Task description:
Go through the entries and transcribe each one exactly, dropping the pictures.

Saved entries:

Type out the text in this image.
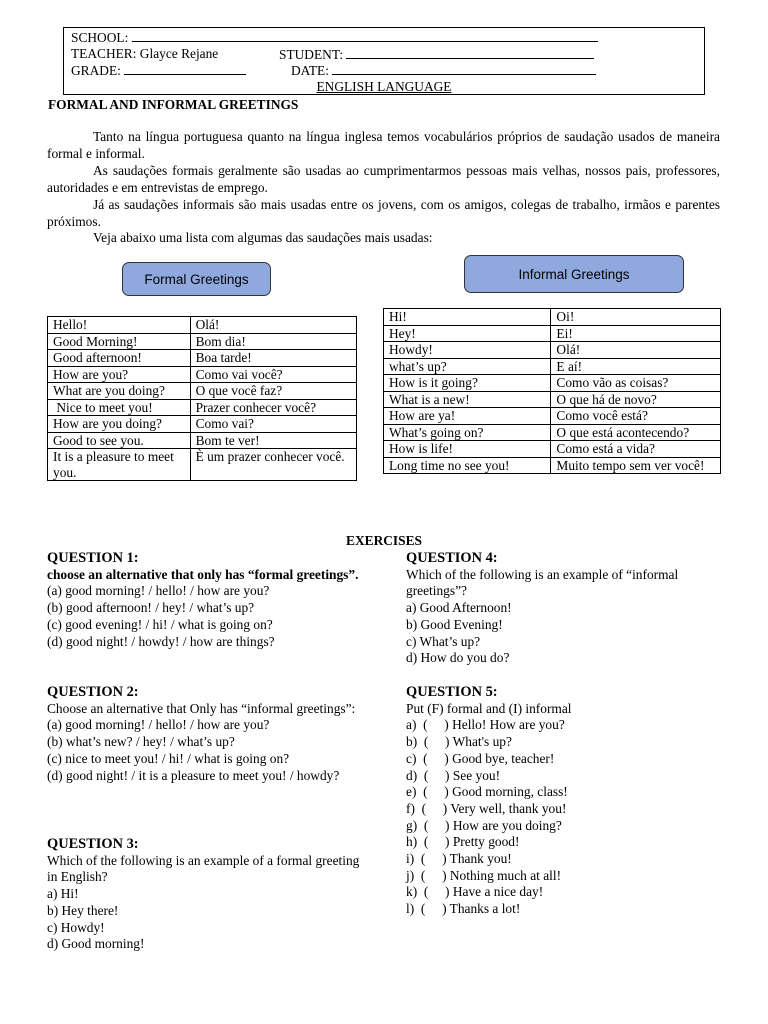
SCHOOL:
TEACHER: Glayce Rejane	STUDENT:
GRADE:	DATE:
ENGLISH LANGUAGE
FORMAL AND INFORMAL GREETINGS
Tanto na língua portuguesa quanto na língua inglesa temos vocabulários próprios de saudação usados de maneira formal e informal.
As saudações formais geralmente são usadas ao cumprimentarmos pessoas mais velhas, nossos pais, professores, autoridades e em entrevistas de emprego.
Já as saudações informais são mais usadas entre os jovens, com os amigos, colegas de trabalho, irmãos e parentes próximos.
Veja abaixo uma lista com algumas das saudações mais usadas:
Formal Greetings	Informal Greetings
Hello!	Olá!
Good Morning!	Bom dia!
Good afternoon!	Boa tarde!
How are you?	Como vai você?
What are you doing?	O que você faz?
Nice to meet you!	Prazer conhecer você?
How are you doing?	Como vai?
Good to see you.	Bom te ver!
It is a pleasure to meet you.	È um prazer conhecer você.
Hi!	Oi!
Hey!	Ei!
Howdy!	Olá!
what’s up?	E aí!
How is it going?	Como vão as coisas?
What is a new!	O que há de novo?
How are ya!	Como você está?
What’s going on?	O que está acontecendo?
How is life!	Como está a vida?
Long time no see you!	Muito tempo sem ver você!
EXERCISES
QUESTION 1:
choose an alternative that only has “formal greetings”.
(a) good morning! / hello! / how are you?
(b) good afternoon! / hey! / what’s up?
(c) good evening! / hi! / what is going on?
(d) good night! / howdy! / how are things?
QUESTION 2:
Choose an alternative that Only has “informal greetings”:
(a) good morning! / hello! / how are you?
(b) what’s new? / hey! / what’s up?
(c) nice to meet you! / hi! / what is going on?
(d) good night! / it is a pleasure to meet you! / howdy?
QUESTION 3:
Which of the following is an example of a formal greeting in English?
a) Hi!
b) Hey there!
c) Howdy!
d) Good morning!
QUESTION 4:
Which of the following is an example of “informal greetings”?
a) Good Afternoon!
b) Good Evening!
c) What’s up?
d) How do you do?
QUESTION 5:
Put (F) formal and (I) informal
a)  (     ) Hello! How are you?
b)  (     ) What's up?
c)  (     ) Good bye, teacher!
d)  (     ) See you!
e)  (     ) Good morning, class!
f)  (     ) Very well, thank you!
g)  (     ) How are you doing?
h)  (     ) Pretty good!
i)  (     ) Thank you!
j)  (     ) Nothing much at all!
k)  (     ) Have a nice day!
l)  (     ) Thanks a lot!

Solution for this problem:
Type out the text in this image.
SCHOOL:
TEACHER: Glayce Rejane	STUDENT:
GRADE:	DATE:
ENGLISH LANGUAGE
FORMAL AND INFORMAL GREETINGS
Tanto na língua portuguesa quanto na língua inglesa temos vocabulários próprios de saudação usados de maneira formal e informal.
As saudações formais geralmente são usadas ao cumprimentarmos pessoas mais velhas, nossos pais, professores, autoridades e em entrevistas de emprego.
Já as saudações informais são mais usadas entre os jovens, com os amigos, colegas de trabalho, irmãos e parentes próximos.
Veja abaixo uma lista com algumas das saudações mais usadas:
Formal Greetings	Informal Greetings
Hello!	Olá!
Good Morning!	Bom dia!
Good afternoon!	Boa tarde!
How are you?	Como vai você?
What are you doing?	O que você faz?
Nice to meet you!	Prazer conhecer você?
How are you doing?	Como vai?
Good to see you.	Bom te ver!
It is a pleasure to meet you.	È um prazer conhecer você.
Hi!	Oi!
Hey!	Ei!
Howdy!	Olá!
what’s up?	E aí!
How is it going?	Como vão as coisas?
What is a new!	O que há de novo?
How are ya!	Como você está?
What’s going on?	O que está acontecendo?
How is life!	Como está a vida?
Long time no see you!	Muito tempo sem ver você!
EXERCISES
QUESTION 1:
choose an alternative that only has “formal greetings”.
(a) good morning! / hello! / how are you?
(b) good afternoon! / hey! / what’s up?
(c) good evening! / hi! / what is going on?
(d) good night! / howdy! / how are things?
QUESTION 2:
Choose an alternative that Only has “informal greetings”:
(a) good morning! / hello! / how are you?
(b) what’s new? / hey! / what’s up?
(c) nice to meet you! / hi! / what is going on?
(d) good night! / it is a pleasure to meet you! / howdy?
QUESTION 3:
Which of the following is an example of a formal greeting in English?
a) Hi!
b) Hey there!
c) Howdy!
d) Good morning!
QUESTION 4:
Which of the following is an example of “informal greetings”?
a) Good Afternoon!
b) Good Evening!
c) What’s up?
d) How do you do?
QUESTION 5:
Put (F) formal and (I) informal
a)  (     ) Hello! How are you?
b)  (     ) What's up?
c)  (     ) Good bye, teacher!
d)  (     ) See you!
e)  (     ) Good morning, class!
f)  (     ) Very well, thank you!
g)  (     ) How are you doing?
h)  (     ) Pretty good!
i)  (     ) Thank you!
j)  (     ) Nothing much at all!
k)  (     ) Have a nice day!
l)  (     ) Thanks a lot!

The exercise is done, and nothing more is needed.